Description of the task
All entries below need to be written out exactly, but without their pictures.

begin Data provided

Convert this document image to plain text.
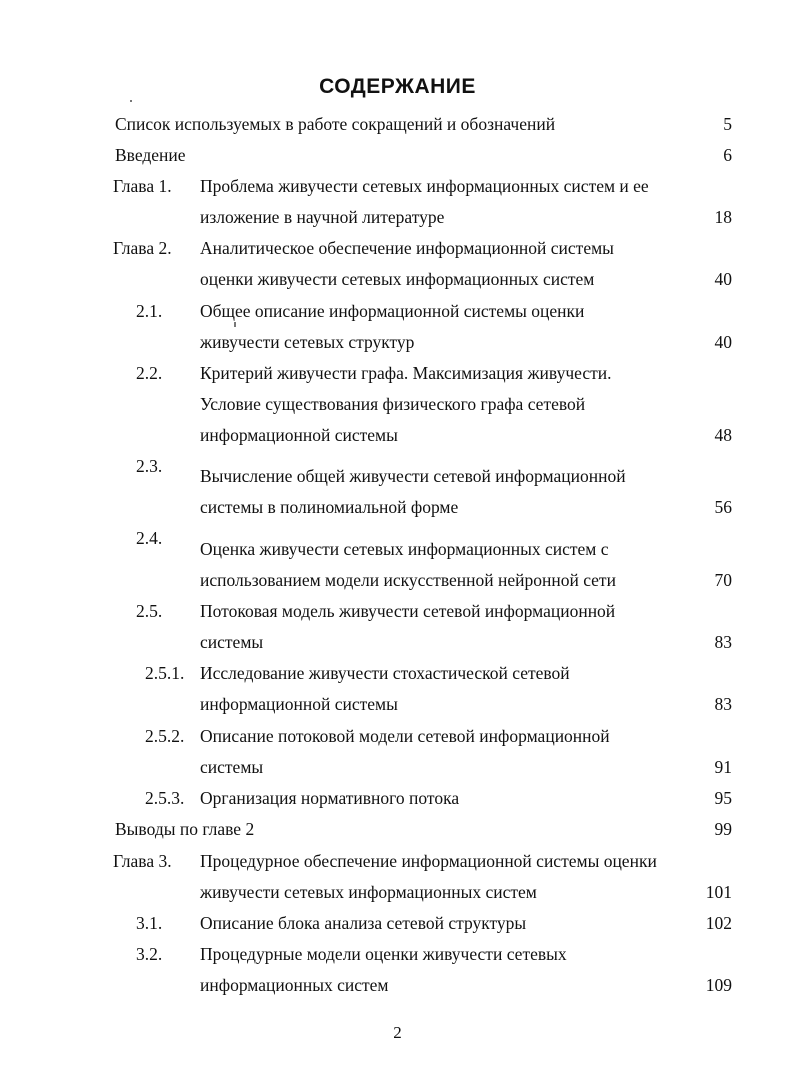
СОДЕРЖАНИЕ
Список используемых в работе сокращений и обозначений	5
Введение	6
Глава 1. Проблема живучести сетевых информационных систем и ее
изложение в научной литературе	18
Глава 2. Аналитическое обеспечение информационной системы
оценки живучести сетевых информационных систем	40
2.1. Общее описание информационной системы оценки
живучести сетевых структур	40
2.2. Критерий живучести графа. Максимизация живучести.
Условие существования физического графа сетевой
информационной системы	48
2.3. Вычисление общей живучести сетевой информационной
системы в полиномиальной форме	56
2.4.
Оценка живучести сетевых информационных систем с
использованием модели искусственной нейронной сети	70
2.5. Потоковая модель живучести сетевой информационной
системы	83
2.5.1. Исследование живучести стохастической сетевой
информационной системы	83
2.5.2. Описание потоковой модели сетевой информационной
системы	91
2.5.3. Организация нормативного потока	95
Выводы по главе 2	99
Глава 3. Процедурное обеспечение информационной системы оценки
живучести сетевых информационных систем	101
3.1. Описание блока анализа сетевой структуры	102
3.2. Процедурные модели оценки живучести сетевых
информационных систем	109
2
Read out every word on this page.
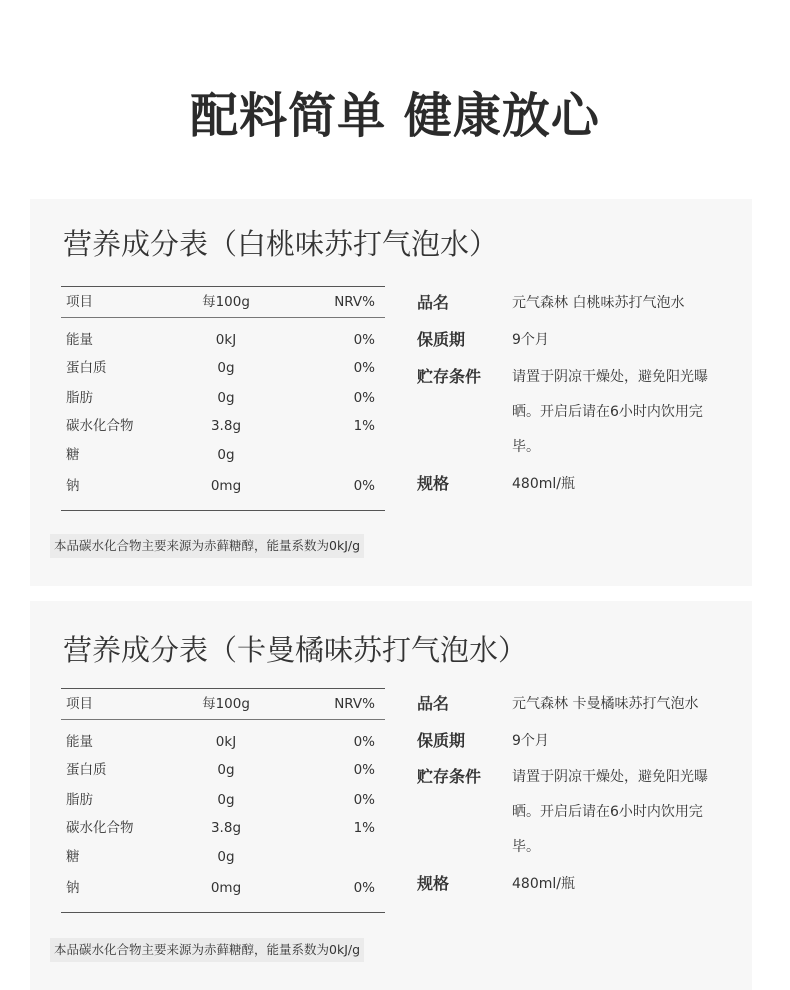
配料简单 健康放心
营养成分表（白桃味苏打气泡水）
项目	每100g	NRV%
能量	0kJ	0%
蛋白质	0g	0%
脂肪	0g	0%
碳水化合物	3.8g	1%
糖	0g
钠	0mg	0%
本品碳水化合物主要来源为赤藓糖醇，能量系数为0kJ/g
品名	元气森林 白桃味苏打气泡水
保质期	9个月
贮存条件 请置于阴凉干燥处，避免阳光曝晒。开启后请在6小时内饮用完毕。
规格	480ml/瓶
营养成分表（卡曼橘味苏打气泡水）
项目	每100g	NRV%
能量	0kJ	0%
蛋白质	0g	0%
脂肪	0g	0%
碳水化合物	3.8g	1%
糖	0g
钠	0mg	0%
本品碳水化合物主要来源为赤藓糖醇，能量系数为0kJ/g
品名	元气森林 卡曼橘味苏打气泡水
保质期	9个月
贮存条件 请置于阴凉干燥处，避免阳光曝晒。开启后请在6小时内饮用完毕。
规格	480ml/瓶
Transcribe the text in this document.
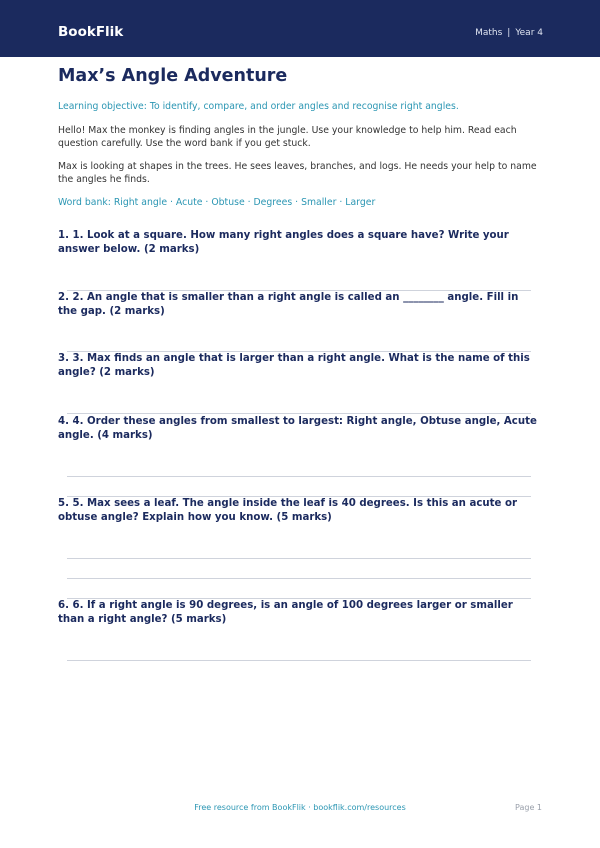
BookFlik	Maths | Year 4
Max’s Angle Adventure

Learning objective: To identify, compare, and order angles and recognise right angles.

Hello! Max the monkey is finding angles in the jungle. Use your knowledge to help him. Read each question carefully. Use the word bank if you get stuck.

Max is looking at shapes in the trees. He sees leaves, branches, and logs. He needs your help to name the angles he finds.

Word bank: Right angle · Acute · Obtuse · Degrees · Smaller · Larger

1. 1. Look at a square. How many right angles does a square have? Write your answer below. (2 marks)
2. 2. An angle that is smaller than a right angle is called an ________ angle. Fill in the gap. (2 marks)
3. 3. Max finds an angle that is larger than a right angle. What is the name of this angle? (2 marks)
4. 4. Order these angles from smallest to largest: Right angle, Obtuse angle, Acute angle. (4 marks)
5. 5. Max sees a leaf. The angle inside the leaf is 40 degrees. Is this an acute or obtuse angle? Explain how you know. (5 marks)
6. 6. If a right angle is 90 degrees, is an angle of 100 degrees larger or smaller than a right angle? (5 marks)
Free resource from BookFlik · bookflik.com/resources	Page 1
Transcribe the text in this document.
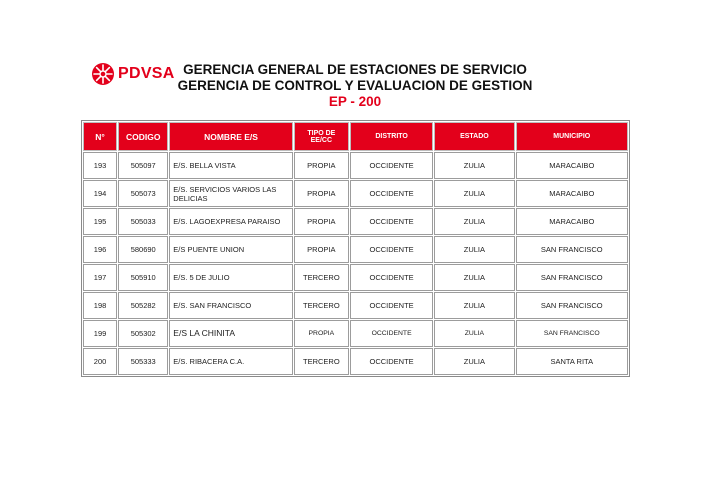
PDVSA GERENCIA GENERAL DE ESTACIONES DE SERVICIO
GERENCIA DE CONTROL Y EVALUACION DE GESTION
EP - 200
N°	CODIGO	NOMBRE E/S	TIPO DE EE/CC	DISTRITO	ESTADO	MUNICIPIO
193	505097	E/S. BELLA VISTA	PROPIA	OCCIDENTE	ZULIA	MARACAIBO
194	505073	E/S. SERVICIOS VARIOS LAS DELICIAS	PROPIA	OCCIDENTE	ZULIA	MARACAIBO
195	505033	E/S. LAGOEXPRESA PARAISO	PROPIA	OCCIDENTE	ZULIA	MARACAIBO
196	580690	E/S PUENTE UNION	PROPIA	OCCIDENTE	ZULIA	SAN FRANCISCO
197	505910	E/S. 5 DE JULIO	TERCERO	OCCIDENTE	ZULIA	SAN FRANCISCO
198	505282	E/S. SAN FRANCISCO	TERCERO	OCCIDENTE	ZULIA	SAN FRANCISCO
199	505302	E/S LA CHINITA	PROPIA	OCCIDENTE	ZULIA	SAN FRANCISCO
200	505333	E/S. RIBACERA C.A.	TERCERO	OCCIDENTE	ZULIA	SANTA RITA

end Data provided

Answer for the task
Convert this document image to plain text.
СОДЕРЖАНИЕ
Список используемых в работе сокращений и обозначений	5
Введение	6
Глава 1. Проблема живучести сетевых информационных систем и ее
изложение в научной литературе	18
Глава 2. Аналитическое обеспечение информационной системы
оценки живучести сетевых информационных систем	40
2.1. Общее описание информационной системы оценки
живучести сетевых структур	40
2.2. Критерий живучести графа. Максимизация живучести.
Условие существования физического графа сетевой
информационной системы	48
2.3. Вычисление общей живучести сетевой информационной
системы в полиномиальной форме	56
2.4.
Оценка живучести сетевых информационных систем с
использованием модели искусственной нейронной сети	70
2.5. Потоковая модель живучести сетевой информационной
системы	83
2.5.1. Исследование живучести стохастической сетевой
информационной системы	83
2.5.2. Описание потоковой модели сетевой информационной
системы	91
2.5.3. Организация нормативного потока	95
Выводы по главе 2	99
Глава 3. Процедурное обеспечение информационной системы оценки
живучести сетевых информационных систем	101
3.1. Описание блока анализа сетевой структуры	102
3.2. Процедурные модели оценки живучести сетевых
информационных систем	109
2
Read out every word on this page.
配料简单 健康放心
营养成分表（白桃味苏打气泡水）
项目	每100g	NRV%
能量	0kJ	0%
蛋白质	0g	0%
脂肪	0g	0%
碳水化合物	3.8g	1%
糖	0g
钠	0mg	0%
本品碳水化合物主要来源为赤藓糖醇，能量系数为0kJ/g
品名	元气森林 白桃味苏打气泡水
保质期	9个月
贮存条件 请置于阴凉干燥处，避免阳光曝晒。开启后请在6小时内饮用完毕。
规格	480ml/瓶
营养成分表（卡曼橘味苏打气泡水）
项目	每100g	NRV%
能量	0kJ	0%
蛋白质	0g	0%
脂肪	0g	0%
碳水化合物	3.8g	1%
糖	0g
钠	0mg	0%
本品碳水化合物主要来源为赤藓糖醇，能量系数为0kJ/g
品名	元气森林 卡曼橘味苏打气泡水
保质期	9个月
贮存条件 请置于阴凉干燥处，避免阳光曝晒。开启后请在6小时内饮用完毕。
规格	480ml/瓶
Transcribe the text in this document.
BookFlik	Maths | Year 4
Max’s Angle Adventure

Learning objective: To identify, compare, and order angles and recognise right angles.

Hello! Max the monkey is finding angles in the jungle. Use your knowledge to help him. Read each question carefully. Use the word bank if you get stuck.

Max is looking at shapes in the trees. He sees leaves, branches, and logs. He needs your help to name the angles he finds.

Word bank: Right angle · Acute · Obtuse · Degrees · Smaller · Larger

1. 1. Look at a square. How many right angles does a square have? Write your answer below. (2 marks)
2. 2. An angle that is smaller than a right angle is called an ________ angle. Fill in the gap. (2 marks)
3. 3. Max finds an angle that is larger than a right angle. What is the name of this angle? (2 marks)
4. 4. Order these angles from smallest to largest: Right angle, Obtuse angle, Acute angle. (4 marks)
5. 5. Max sees a leaf. The angle inside the leaf is 40 degrees. Is this an acute or obtuse angle? Explain how you know. (5 marks)
6. 6. If a right angle is 90 degrees, is an angle of 100 degrees larger or smaller than a right angle? (5 marks)
Free resource from BookFlik · bookflik.com/resources	Page 1
Transcribe the text in this document.
PDVSA GERENCIA GENERAL DE ESTACIONES DE SERVICIO
GERENCIA DE CONTROL Y EVALUACION DE GESTION
EP - 200
N°	CODIGO	NOMBRE E/S	TIPO DE EE/CC	DISTRITO	ESTADO	MUNICIPIO
193	505097	E/S. BELLA VISTA	PROPIA	OCCIDENTE	ZULIA	MARACAIBO
194	505073	E/S. SERVICIOS VARIOS LAS DELICIAS	PROPIA	OCCIDENTE	ZULIA	MARACAIBO
195	505033	E/S. LAGOEXPRESA PARAISO	PROPIA	OCCIDENTE	ZULIA	MARACAIBO
196	580690	E/S PUENTE UNION	PROPIA	OCCIDENTE	ZULIA	SAN FRANCISCO
197	505910	E/S. 5 DE JULIO	TERCERO	OCCIDENTE	ZULIA	SAN FRANCISCO
198	505282	E/S. SAN FRANCISCO	TERCERO	OCCIDENTE	ZULIA	SAN FRANCISCO
199	505302	E/S LA CHINITA	PROPIA	OCCIDENTE	ZULIA	SAN FRANCISCO
200	505333	E/S. RIBACERA C.A.	TERCERO	OCCIDENTE	ZULIA	SANTA RITA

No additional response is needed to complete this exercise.